Yazılı alıştırma A:
Öcalan'ın ilk ifadesini konu alan metne göre aşağıdaki soruları yanıtlayın.
(i) Öcalan İmralı'ya hangi tekneyle götürülmüştür?
(ii) Öcalan'ı yargılayan mahkemenin savcısı kimdir?
(iii) Albay Uğur, Öcalan'ın başındaki çuvalı çıkarmadan önce ne yaptırır?
Yazılı alıştırma B: Öcalan'ın ilk ifadesini anlatan metni kaldığı yerden sürdürün.

Belge alıntısı:
⁂

‘Apo’nun ilk ifadesinde kimlerin adı geçiyor?

Emekli Jandarma Albayı H. Atilla Uğur, Abdullah Öcalan’ı İmralı’da savcıdan önce sorgulayan görevli.

Abdullah Öcalan’ı yargılayan mahkemenin savcısı Talat Şalk da bir kitap yazdı, o günleri anlattı. Emekli Albay Atilla Uğur’un anılarının farkı, Apo’nun ilk ifadesi oluşu ve değişik yorumlar.
* * *
Poyraz hücumbotuyla İmralı’ya götürülen Apo’yu ilk karşılayan adam, güvenlik komutanı Albay Atilla Uğur’du:
“Abdullah Öcalan’ın elleri kelepçeli, gözleri bağlıydı, kafasında da çuval vardı. Ben bir kolundan tutarak hücum bottan indik, sırtlarını bize dönerek güvenlik yapan Mehmetçiklerimizin arasından 250 metre kadar yürüyüp hücre tipi odaların olduğu yere geldik. Hücumbottan indiğimizde kulağına doğru eğilip, Apo dedim, bir varmış bir yokmuş...”
* * *
Albay, önce iki bayrak getirip duvara astırır, yatağın üzerine otururlar, Apo’nun başındaki çuvalı, göz bağını çıkartır.
“Apo” tedirgindir. “Beni asacak mısınız?” diye sorar ve ekler:
“Ben devletin emrindeyim.”
* * *
Albay Uğur, PKK’nın maddi gücünü ve kaynaklarını sorar, Abdullah Öcalan anlatır...
Doğulu olan ve doğudan batıya gelmiş varlıklılardan PKK’ya yardım etmeyen yok gibidir? Örneğin şöhretini ve kazancını başka alanlarda kazanıp otobüs şirketi kuran, otobüs işleten biri. Ne hikmetse, diğer şirketlerin otobüsleri, dinlenme tesisleri saldırıya uğrarken, bu şirketin otobüslerine dokunan yoktur. Albay bu gerçeği Ankara’daki bir yetkiliye anlatmış ve şu cevabı almıştır:
“Sen bu firmanın sahibi olan sanatçının Mehmetçik Vakfı’na da yüklü miktarda katkıda bulunduğunu biliyor musun?”

⁂

Verilen bilgiler:
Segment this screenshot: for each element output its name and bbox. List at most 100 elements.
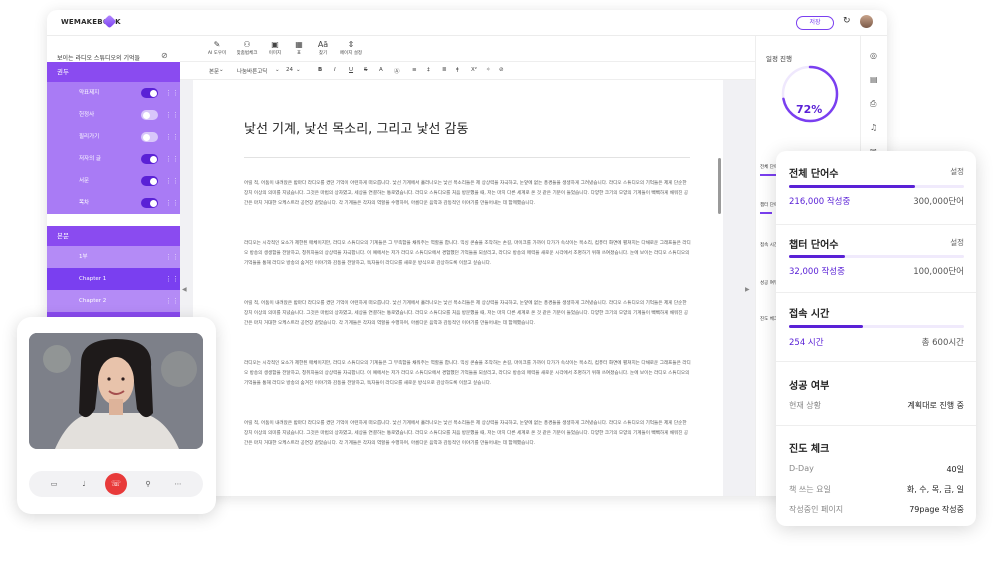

⁂

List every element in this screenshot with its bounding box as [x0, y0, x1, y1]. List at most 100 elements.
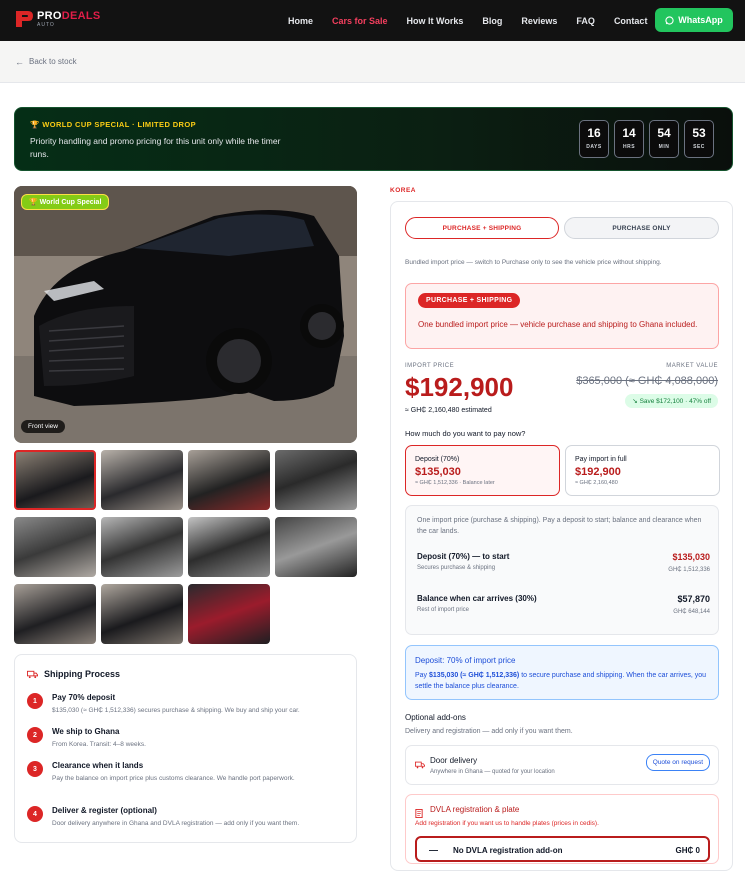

⁂

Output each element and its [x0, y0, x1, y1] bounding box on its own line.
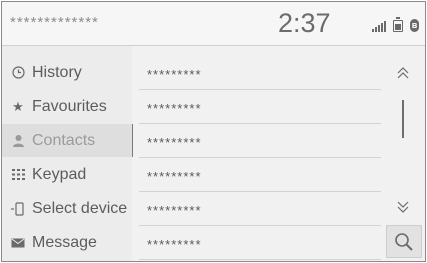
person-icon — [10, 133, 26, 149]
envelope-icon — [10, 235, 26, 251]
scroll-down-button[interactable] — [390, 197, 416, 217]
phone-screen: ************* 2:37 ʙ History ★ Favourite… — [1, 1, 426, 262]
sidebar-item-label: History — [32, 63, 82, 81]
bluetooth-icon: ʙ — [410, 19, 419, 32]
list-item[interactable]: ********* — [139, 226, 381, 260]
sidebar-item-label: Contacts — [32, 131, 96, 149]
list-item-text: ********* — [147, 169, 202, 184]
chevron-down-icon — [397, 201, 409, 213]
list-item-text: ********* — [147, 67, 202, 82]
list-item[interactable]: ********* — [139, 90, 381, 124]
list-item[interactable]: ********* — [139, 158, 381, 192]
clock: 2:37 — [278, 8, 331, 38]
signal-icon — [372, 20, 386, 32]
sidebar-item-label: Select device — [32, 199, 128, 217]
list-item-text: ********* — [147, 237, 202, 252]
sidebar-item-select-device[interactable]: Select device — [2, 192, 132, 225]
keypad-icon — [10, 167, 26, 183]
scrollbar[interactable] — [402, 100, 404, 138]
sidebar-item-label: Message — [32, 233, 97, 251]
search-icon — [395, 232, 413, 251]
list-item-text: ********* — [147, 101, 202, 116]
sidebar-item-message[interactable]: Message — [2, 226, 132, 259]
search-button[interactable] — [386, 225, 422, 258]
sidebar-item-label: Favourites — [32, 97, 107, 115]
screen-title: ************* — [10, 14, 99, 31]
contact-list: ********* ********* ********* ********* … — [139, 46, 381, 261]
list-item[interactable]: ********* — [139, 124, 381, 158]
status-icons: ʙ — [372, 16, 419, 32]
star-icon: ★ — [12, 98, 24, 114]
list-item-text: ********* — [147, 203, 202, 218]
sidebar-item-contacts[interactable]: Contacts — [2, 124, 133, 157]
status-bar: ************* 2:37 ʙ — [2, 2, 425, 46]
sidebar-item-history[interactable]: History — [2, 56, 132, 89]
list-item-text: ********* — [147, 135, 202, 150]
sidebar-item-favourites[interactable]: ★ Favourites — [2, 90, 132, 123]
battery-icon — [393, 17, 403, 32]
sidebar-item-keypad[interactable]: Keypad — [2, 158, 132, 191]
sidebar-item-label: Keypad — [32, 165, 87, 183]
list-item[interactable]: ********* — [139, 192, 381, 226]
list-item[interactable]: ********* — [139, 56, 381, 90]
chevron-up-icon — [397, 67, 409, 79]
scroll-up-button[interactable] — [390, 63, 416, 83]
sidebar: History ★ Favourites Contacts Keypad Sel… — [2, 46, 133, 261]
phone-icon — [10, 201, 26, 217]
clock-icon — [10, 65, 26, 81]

⁂

Görev sonucu A:
(i) Poyraz hücumbotuyla.
(ii) Talat Şalk.
(iii) İki bayrak getirtip duvara astırır.

Görev sonucu B:
* * *
“Apo”nun sevdiği sevmediği politikacılar vardı. Mesela Turgut Özal’ı “çok sevmiş ve takdir” etmiştir.
Nefret ettiği politikacı eski Başbakan Tansu Çiller’dir.
“Onunla uzlaşmak mümkün değildi!” der.
* * *
Öcalan’ın ilişki kurduğu yazarlar da vardır, gazeteciler de vardır.
Kimdir bunlar...
Apo’nun onlar hakkındaki izlenimi nedir?
Örneğin...
* * *
Biri vardır ki, kendisiyle görüşmeye, yanına gelmeye ilk o cesaret etmiştir.
“Apo” onun için şöyle der:
“Benim yaklaşımlarımı olumlu buluyordu ama, konuştuklarımızı hep kendi bakış açısına göre yazardı.”
Bir başkası 1993 yılında yanına gelmiş “sıcak ve samimi” görüşmeleri devlet katında anlatmıştır.
O tarihteki İçişleri Bakanı’ndan da bir mesaj getirmişti; Bakan şöyle demişti:
“Üslubuna dikkat etsin, bizim sert konuşmalarımızı da dikkate almasın.”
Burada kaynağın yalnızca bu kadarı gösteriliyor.